**WHAT THE TASK ASKS**
Lines containing the word "enabled" should be extracted in full.

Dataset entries
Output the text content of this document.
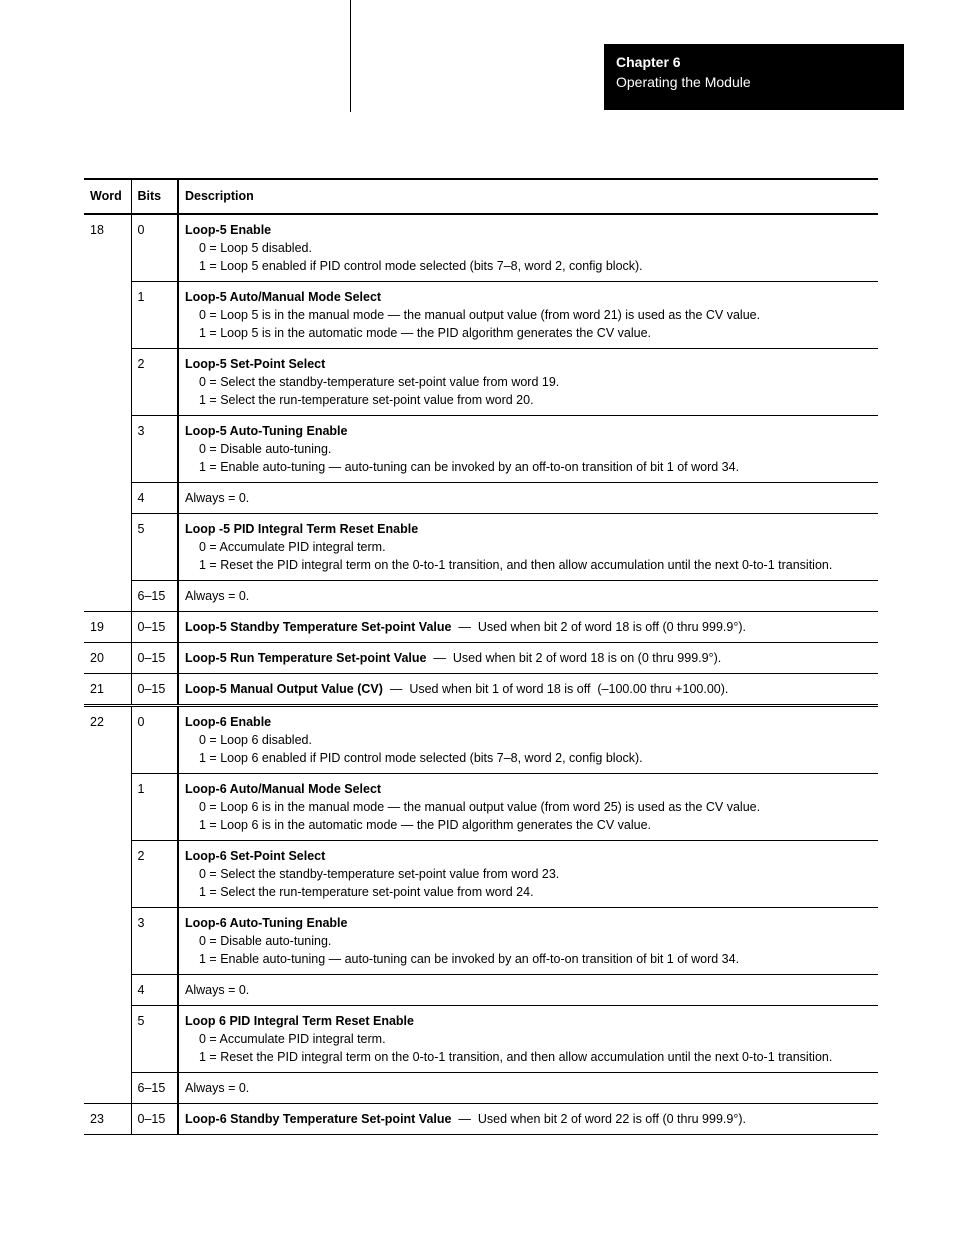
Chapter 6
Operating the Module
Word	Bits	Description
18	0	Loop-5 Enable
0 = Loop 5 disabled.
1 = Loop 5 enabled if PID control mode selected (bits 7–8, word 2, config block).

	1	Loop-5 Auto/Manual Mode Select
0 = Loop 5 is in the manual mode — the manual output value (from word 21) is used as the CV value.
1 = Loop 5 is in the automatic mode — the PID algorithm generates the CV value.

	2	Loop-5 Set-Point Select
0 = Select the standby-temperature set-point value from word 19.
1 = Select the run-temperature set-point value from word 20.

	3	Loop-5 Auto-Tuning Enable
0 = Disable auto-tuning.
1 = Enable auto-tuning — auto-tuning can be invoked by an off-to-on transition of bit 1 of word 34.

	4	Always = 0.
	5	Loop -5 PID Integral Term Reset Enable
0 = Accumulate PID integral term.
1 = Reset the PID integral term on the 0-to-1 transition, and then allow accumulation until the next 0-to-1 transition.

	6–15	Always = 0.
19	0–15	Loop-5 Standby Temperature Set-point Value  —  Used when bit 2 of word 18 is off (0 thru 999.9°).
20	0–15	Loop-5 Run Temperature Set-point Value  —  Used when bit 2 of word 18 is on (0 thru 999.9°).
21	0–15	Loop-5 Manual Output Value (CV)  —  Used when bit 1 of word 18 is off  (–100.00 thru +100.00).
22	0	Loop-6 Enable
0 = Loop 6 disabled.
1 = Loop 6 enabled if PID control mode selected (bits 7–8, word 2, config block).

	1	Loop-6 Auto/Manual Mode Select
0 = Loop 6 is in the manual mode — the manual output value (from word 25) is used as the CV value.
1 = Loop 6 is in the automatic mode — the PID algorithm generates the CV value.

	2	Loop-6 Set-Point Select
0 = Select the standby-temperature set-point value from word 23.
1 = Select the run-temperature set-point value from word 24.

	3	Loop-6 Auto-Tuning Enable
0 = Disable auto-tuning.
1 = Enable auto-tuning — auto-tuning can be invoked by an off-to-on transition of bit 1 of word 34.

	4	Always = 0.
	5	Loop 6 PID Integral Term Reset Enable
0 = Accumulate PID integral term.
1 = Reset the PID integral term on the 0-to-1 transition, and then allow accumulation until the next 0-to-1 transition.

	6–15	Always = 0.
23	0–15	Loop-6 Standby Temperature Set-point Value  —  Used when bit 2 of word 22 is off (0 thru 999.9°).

**RESULT OF THIS EXERCISE**
1 = Loop 5 enabled if PID control mode selected (bits 7–8, word 2, config block).
1 = Loop 6 enabled if PID control mode selected (bits 7–8, word 2, config block).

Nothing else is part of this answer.